(Data records)
□ □ □

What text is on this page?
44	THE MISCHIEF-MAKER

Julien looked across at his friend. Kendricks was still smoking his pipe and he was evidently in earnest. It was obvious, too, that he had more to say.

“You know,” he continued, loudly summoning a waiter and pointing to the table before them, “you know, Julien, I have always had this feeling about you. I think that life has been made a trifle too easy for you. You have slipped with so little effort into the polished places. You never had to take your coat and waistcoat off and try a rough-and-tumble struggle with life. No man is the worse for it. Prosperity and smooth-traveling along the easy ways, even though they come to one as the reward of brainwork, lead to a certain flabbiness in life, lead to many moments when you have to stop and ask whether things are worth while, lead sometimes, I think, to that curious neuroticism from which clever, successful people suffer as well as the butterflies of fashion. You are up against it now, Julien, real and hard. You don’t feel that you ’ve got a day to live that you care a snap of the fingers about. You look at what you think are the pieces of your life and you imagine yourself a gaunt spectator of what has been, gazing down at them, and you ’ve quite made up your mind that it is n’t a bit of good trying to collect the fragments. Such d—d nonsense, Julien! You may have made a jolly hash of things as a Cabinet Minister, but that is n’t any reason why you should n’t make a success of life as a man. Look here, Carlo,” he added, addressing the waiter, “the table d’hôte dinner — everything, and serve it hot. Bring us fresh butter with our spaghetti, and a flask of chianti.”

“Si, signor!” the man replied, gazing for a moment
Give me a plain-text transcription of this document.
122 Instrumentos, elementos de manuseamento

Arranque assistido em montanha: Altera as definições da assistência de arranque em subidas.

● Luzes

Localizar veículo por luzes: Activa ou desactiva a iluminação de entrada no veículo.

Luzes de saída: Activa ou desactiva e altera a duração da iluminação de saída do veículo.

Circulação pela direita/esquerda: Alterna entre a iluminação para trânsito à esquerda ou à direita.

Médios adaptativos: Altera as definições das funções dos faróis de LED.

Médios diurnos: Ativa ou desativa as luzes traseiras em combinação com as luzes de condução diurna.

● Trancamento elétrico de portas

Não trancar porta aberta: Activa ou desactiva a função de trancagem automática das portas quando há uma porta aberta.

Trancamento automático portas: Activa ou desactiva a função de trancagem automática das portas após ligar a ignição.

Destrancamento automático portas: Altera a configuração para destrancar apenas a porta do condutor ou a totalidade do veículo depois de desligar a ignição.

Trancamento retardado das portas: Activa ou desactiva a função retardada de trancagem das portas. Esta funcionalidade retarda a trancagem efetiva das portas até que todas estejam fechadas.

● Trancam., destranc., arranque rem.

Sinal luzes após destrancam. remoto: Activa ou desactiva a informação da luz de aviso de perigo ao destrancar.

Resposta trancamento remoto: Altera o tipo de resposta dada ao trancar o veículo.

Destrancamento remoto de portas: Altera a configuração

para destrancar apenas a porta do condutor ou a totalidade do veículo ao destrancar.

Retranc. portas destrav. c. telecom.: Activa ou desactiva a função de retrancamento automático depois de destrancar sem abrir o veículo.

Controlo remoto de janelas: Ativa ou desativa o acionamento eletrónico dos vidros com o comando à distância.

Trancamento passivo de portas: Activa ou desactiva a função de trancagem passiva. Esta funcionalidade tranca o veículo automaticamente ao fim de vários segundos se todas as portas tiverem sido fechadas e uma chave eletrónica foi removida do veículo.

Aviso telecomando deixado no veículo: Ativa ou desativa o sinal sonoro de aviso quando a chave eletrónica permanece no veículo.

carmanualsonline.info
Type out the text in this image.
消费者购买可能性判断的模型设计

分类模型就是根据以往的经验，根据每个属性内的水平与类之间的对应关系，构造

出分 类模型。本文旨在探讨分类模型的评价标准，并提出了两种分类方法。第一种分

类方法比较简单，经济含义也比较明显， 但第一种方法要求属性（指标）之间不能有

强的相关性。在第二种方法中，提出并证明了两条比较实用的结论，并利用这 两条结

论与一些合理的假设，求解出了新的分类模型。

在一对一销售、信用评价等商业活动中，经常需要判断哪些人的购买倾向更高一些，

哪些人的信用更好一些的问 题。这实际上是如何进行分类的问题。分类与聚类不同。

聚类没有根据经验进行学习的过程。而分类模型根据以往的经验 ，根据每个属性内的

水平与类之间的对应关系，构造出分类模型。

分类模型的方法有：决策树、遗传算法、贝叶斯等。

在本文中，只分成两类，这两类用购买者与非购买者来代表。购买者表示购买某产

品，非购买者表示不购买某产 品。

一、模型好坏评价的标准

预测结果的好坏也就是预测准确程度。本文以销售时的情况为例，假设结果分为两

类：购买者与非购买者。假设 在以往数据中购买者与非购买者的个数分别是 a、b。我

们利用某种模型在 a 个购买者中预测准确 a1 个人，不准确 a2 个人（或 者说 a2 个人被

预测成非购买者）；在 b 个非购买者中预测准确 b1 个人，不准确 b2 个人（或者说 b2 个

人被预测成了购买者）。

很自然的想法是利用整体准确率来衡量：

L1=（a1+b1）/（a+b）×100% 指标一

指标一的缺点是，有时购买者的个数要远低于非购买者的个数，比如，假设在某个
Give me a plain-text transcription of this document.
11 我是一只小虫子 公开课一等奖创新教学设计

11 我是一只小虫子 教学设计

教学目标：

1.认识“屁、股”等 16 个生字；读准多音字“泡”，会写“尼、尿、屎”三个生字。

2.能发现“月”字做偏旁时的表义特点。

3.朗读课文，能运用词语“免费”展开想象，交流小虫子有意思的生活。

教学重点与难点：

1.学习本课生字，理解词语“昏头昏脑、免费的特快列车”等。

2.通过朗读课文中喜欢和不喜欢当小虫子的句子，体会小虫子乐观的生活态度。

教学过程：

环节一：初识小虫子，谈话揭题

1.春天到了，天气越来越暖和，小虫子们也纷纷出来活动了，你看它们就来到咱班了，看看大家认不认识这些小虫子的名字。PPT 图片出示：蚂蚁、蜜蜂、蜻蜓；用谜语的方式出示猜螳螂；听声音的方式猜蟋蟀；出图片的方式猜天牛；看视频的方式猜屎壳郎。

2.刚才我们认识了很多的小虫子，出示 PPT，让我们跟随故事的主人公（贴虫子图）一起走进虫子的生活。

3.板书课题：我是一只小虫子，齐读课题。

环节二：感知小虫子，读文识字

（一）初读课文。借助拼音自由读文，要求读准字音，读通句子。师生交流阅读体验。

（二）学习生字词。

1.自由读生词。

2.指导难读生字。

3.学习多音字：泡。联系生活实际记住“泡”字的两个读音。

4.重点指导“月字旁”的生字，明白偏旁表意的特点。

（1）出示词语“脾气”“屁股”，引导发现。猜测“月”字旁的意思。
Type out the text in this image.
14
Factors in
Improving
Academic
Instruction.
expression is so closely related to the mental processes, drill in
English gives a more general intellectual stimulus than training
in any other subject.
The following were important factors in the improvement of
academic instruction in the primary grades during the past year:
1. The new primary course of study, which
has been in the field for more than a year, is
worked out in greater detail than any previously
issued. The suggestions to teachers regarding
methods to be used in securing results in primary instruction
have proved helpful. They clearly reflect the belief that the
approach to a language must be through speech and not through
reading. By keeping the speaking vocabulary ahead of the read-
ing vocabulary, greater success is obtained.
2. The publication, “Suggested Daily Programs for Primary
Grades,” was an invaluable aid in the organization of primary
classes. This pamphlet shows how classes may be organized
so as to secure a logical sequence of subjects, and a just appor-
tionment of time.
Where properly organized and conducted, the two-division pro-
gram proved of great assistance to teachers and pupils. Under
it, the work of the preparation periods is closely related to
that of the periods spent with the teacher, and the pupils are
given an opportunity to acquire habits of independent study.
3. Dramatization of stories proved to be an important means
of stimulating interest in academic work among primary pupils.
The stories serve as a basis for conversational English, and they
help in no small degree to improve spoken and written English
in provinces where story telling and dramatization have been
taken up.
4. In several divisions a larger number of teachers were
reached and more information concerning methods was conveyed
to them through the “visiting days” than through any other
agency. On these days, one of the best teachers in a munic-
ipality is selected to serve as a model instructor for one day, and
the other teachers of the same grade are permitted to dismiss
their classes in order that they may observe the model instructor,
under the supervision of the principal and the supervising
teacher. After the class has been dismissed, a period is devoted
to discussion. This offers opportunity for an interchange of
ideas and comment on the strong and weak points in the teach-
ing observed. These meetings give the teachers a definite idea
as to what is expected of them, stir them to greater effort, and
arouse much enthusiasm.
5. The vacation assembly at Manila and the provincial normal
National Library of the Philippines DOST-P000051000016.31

□ □ □

◆ **Exercise brief**:
Return the lines of the records that include the string "more".

◆ **Full solution**:
Julien looked across at his friend. Kendricks was still smoking his pipe and he was evidently in earnest. It was obvious, too, that he had more to say.
English gives a more general intellectual stimulus than training
has been in the field for more than a year, is
reached and more information concerning methods was conveyed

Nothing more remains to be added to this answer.